Task prompt: Count how many lines hold the word "type" and give that number as the whole answer.

Entries shown:
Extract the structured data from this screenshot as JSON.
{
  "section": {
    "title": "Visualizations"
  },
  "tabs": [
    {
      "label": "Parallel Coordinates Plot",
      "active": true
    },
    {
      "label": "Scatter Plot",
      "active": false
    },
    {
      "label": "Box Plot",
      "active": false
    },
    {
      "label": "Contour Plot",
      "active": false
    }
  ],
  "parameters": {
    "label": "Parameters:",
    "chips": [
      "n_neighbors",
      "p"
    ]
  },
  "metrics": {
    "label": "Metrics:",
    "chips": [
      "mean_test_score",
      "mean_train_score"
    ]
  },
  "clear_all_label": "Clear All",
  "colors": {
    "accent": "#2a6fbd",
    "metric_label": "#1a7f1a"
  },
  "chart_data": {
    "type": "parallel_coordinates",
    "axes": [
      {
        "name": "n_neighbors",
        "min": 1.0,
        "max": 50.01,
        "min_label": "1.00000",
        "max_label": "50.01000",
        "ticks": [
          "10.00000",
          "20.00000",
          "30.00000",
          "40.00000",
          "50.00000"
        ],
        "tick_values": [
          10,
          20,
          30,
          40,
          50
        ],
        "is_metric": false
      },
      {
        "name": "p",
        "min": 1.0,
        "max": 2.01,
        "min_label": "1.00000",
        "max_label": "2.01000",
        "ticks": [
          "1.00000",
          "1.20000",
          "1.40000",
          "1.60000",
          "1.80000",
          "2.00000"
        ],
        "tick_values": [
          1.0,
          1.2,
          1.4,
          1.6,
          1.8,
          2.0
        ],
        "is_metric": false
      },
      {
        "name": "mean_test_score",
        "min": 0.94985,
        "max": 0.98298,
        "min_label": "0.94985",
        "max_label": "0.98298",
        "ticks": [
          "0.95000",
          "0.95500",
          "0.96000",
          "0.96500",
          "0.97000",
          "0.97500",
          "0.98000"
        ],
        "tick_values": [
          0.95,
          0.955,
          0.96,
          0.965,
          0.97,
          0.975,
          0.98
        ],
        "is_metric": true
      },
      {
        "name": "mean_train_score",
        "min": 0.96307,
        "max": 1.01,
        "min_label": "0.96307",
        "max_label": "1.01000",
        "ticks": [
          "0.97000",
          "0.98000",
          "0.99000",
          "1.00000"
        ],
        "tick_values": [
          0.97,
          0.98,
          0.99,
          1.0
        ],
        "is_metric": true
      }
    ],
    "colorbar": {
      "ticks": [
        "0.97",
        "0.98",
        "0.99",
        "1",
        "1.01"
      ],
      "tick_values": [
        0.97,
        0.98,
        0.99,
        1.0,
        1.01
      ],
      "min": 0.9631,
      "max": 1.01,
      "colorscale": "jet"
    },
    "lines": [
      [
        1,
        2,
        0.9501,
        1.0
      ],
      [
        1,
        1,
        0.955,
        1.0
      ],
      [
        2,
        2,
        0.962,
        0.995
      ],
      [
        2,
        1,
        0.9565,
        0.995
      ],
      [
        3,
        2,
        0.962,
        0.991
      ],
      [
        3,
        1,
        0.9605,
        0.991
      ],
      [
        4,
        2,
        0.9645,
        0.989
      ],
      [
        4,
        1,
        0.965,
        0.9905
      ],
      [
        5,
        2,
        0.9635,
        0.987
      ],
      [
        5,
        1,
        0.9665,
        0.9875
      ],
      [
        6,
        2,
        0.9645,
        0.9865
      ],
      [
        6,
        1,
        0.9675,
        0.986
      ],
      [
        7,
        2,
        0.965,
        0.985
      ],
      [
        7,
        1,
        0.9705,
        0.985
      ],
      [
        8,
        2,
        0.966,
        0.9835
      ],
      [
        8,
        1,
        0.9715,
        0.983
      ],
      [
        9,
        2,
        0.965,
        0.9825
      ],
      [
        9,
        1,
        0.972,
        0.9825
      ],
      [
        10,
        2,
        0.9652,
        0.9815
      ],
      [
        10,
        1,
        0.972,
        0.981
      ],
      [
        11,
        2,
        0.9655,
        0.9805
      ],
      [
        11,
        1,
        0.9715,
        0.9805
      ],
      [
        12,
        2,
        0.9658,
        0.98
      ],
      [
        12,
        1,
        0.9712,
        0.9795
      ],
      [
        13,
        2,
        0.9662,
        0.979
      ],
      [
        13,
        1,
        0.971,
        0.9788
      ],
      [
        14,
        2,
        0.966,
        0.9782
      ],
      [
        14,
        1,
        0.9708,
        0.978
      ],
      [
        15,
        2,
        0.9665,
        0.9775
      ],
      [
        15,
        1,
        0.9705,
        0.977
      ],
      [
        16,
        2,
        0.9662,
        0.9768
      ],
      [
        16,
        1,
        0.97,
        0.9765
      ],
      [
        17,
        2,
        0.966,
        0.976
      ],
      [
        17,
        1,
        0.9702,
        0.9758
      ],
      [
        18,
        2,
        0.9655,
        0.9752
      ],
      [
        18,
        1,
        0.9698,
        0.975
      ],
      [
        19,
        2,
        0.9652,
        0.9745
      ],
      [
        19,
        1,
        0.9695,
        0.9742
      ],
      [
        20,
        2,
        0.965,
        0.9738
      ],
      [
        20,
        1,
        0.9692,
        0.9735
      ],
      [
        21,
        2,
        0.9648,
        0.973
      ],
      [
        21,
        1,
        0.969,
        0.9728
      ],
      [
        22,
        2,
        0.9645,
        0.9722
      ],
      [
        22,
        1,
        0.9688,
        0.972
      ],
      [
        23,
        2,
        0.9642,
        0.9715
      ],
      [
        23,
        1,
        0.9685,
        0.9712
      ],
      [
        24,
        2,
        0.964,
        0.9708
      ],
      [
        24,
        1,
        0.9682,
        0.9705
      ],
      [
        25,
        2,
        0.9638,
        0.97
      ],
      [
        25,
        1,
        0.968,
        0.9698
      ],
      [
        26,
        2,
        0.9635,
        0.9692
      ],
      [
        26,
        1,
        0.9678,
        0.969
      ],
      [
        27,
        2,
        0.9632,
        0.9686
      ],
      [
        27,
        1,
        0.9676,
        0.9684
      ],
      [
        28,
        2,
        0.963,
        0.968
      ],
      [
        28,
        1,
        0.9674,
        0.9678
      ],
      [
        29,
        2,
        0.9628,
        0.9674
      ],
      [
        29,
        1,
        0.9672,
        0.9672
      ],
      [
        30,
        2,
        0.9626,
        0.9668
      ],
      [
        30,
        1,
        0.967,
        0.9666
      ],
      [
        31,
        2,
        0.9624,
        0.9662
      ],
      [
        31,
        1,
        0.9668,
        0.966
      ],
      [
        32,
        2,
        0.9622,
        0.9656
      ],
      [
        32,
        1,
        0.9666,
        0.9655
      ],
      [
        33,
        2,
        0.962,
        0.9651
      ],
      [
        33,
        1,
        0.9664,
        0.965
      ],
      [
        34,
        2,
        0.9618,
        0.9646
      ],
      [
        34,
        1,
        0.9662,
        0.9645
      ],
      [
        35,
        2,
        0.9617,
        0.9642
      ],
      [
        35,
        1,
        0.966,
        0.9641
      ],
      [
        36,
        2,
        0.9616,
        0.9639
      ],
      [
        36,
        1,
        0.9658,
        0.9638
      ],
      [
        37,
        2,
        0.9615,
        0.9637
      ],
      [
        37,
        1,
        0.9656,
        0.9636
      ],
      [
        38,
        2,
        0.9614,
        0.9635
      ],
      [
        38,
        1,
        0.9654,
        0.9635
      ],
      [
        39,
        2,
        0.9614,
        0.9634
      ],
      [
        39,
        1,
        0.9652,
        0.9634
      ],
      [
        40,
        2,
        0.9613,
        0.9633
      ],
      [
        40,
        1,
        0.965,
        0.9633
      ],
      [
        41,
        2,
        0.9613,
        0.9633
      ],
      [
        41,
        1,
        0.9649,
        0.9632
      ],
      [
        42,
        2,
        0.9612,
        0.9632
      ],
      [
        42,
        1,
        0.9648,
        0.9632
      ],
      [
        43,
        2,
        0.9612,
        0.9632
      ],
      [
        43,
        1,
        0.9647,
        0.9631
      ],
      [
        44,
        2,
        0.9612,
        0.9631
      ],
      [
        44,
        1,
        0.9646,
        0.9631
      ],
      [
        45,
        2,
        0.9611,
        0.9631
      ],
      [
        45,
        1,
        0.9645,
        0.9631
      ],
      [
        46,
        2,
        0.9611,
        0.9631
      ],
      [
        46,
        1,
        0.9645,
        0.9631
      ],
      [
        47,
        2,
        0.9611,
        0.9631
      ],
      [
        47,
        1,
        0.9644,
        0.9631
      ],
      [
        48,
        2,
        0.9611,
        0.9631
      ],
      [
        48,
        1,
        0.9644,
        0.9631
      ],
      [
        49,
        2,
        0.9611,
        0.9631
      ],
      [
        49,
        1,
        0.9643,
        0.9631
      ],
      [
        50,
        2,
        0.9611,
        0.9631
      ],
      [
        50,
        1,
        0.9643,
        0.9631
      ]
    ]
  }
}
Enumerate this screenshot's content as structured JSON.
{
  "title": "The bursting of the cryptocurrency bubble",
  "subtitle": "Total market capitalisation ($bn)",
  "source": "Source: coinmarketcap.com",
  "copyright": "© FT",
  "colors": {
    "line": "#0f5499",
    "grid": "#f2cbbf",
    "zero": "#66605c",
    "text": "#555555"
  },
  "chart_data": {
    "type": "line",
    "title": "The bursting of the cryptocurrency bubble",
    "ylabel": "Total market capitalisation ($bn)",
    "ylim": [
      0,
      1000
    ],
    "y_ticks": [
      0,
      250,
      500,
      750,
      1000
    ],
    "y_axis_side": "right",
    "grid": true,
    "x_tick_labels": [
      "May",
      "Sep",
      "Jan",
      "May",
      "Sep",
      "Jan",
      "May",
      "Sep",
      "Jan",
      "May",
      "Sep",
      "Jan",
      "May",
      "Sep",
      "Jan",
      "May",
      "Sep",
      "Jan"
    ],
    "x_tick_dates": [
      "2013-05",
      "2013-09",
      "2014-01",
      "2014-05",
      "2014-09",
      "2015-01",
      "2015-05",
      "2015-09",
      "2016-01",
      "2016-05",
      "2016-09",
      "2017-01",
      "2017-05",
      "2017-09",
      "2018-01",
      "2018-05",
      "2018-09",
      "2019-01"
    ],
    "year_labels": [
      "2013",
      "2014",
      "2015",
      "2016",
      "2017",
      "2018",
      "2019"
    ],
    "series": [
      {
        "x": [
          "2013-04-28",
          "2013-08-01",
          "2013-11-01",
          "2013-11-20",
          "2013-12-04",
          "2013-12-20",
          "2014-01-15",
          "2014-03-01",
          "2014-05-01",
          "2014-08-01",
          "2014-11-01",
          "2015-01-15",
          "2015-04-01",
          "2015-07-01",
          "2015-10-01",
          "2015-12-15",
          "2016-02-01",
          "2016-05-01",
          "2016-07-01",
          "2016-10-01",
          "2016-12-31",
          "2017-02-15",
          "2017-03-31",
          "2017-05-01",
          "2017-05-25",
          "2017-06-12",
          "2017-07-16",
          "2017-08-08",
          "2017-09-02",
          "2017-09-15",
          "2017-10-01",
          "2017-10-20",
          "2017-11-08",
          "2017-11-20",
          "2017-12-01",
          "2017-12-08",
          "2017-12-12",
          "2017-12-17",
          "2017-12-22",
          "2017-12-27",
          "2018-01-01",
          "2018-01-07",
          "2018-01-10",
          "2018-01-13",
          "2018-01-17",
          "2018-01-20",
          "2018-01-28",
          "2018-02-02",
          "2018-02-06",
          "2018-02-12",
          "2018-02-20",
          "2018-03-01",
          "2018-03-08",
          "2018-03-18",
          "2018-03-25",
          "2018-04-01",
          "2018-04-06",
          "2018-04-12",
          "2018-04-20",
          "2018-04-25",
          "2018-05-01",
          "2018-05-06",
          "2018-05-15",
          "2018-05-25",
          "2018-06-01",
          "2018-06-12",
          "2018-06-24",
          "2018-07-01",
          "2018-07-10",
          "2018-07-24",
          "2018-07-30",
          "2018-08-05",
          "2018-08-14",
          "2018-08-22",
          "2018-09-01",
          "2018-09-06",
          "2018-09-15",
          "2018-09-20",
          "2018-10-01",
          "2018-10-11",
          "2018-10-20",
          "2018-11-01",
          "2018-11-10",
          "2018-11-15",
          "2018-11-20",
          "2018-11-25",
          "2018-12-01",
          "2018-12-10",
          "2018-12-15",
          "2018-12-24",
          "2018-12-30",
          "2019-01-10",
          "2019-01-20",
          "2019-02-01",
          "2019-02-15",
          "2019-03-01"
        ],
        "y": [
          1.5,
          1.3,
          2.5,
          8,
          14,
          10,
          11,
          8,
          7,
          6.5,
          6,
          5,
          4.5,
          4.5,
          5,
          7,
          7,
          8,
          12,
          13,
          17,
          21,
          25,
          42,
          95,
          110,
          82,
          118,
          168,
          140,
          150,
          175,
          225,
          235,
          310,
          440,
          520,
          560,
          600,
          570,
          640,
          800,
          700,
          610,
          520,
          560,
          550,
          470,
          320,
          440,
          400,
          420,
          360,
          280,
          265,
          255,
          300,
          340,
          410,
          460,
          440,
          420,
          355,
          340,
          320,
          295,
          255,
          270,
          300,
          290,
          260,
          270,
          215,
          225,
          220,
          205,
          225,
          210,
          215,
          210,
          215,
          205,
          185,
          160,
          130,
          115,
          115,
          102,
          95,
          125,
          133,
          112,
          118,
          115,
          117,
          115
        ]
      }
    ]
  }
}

Output for this exercise: 2